**GIVEN DATA**
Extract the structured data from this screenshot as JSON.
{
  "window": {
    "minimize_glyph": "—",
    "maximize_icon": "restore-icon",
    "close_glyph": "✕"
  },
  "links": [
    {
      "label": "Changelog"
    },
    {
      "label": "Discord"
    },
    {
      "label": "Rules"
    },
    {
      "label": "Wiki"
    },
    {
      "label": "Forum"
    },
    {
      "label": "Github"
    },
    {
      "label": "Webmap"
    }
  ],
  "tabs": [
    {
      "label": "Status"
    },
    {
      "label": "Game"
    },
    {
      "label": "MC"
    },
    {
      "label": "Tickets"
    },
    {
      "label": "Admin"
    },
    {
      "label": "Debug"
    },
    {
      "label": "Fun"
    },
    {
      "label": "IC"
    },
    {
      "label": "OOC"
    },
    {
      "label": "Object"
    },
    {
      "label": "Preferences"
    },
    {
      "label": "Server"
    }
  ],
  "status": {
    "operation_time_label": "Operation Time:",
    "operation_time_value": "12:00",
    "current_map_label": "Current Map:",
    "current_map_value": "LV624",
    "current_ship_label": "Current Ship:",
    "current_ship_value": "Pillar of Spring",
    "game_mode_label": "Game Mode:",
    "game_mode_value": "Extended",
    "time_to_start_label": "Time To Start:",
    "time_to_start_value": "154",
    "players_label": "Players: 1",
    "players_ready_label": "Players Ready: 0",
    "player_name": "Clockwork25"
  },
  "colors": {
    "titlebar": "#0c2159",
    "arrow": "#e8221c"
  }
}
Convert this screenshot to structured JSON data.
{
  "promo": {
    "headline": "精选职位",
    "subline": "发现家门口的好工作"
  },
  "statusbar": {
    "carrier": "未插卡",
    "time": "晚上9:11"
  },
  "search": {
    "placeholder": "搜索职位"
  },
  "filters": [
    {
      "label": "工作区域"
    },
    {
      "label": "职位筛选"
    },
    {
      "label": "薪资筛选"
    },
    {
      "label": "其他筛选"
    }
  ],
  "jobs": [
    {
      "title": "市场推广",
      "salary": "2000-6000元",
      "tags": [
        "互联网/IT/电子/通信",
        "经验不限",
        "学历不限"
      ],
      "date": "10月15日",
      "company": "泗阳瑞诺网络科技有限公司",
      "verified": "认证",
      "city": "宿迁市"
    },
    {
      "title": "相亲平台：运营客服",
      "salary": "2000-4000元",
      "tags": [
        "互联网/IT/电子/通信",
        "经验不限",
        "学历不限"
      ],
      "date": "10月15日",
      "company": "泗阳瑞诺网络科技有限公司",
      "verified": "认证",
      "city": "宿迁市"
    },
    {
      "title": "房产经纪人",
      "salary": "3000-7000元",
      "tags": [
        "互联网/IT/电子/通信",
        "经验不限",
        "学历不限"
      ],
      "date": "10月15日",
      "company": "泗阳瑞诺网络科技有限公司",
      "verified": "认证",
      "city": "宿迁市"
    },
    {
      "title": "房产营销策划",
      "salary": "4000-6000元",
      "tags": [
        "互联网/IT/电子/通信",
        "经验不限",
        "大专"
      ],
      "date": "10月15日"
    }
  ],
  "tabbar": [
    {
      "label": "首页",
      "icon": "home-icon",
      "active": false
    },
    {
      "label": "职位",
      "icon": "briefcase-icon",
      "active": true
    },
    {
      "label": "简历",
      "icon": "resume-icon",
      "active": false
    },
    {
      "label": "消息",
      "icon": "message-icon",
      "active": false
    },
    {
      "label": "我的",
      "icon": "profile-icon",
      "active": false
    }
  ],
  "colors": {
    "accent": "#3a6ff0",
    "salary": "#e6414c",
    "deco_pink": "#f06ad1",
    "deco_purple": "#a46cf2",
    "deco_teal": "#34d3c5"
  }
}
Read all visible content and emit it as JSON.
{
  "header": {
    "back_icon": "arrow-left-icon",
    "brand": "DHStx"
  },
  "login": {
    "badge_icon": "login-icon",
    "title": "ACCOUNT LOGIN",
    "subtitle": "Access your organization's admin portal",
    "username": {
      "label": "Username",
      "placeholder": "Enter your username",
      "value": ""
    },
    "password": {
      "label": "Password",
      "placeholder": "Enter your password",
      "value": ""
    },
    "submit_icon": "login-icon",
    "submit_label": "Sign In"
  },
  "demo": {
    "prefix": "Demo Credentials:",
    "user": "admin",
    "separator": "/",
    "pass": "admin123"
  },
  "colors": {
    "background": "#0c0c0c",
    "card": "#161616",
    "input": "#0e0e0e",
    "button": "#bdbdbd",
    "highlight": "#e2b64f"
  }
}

**WHAT TO DO**
Copy the material above back out, exactly as written.

**TASK OUTPUT**
Extract the structured data from this screenshot as JSON.
{
  "window": {
    "minimize_glyph": "—",
    "maximize_icon": "restore-icon",
    "close_glyph": "✕"
  },
  "links": [
    {
      "label": "Changelog"
    },
    {
      "label": "Discord"
    },
    {
      "label": "Rules"
    },
    {
      "label": "Wiki"
    },
    {
      "label": "Forum"
    },
    {
      "label": "Github"
    },
    {
      "label": "Webmap"
    }
  ],
  "tabs": [
    {
      "label": "Status"
    },
    {
      "label": "Game"
    },
    {
      "label": "MC"
    },
    {
      "label": "Tickets"
    },
    {
      "label": "Admin"
    },
    {
      "label": "Debug"
    },
    {
      "label": "Fun"
    },
    {
      "label": "IC"
    },
    {
      "label": "OOC"
    },
    {
      "label": "Object"
    },
    {
      "label": "Preferences"
    },
    {
      "label": "Server"
    }
  ],
  "status": {
    "operation_time_label": "Operation Time:",
    "operation_time_value": "12:00",
    "current_map_label": "Current Map:",
    "current_map_value": "LV624",
    "current_ship_label": "Current Ship:",
    "current_ship_value": "Pillar of Spring",
    "game_mode_label": "Game Mode:",
    "game_mode_value": "Extended",
    "time_to_start_label": "Time To Start:",
    "time_to_start_value": "154",
    "players_label": "Players: 1",
    "players_ready_label": "Players Ready: 0",
    "player_name": "Clockwork25"
  },
  "colors": {
    "titlebar": "#0c2159",
    "arrow": "#e8221c"
  }
}
Convert this screenshot to structured JSON data.
{
  "promo": {
    "headline": "精选职位",
    "subline": "发现家门口的好工作"
  },
  "statusbar": {
    "carrier": "未插卡",
    "time": "晚上9:11"
  },
  "search": {
    "placeholder": "搜索职位"
  },
  "filters": [
    {
      "label": "工作区域"
    },
    {
      "label": "职位筛选"
    },
    {
      "label": "薪资筛选"
    },
    {
      "label": "其他筛选"
    }
  ],
  "jobs": [
    {
      "title": "市场推广",
      "salary": "2000-6000元",
      "tags": [
        "互联网/IT/电子/通信",
        "经验不限",
        "学历不限"
      ],
      "date": "10月15日",
      "company": "泗阳瑞诺网络科技有限公司",
      "verified": "认证",
      "city": "宿迁市"
    },
    {
      "title": "相亲平台：运营客服",
      "salary": "2000-4000元",
      "tags": [
        "互联网/IT/电子/通信",
        "经验不限",
        "学历不限"
      ],
      "date": "10月15日",
      "company": "泗阳瑞诺网络科技有限公司",
      "verified": "认证",
      "city": "宿迁市"
    },
    {
      "title": "房产经纪人",
      "salary": "3000-7000元",
      "tags": [
        "互联网/IT/电子/通信",
        "经验不限",
        "学历不限"
      ],
      "date": "10月15日",
      "company": "泗阳瑞诺网络科技有限公司",
      "verified": "认证",
      "city": "宿迁市"
    },
    {
      "title": "房产营销策划",
      "salary": "4000-6000元",
      "tags": [
        "互联网/IT/电子/通信",
        "经验不限",
        "大专"
      ],
      "date": "10月15日"
    }
  ],
  "tabbar": [
    {
      "label": "首页",
      "icon": "home-icon",
      "active": false
    },
    {
      "label": "职位",
      "icon": "briefcase-icon",
      "active": true
    },
    {
      "label": "简历",
      "icon": "resume-icon",
      "active": false
    },
    {
      "label": "消息",
      "icon": "message-icon",
      "active": false
    },
    {
      "label": "我的",
      "icon": "profile-icon",
      "active": false
    }
  ],
  "colors": {
    "accent": "#3a6ff0",
    "salary": "#e6414c",
    "deco_pink": "#f06ad1",
    "deco_purple": "#a46cf2",
    "deco_teal": "#34d3c5"
  }
}
Read all visible content and emit it as JSON.
{
  "header": {
    "back_icon": "arrow-left-icon",
    "brand": "DHStx"
  },
  "login": {
    "badge_icon": "login-icon",
    "title": "ACCOUNT LOGIN",
    "subtitle": "Access your organization's admin portal",
    "username": {
      "label": "Username",
      "placeholder": "Enter your username",
      "value": ""
    },
    "password": {
      "label": "Password",
      "placeholder": "Enter your password",
      "value": ""
    },
    "submit_icon": "login-icon",
    "submit_label": "Sign In"
  },
  "demo": {
    "prefix": "Demo Credentials:",
    "user": "admin",
    "separator": "/",
    "pass": "admin123"
  },
  "colors": {
    "background": "#0c0c0c",
    "card": "#161616",
    "input": "#0e0e0e",
    "button": "#bdbdbd",
    "highlight": "#e2b64f"
  }
}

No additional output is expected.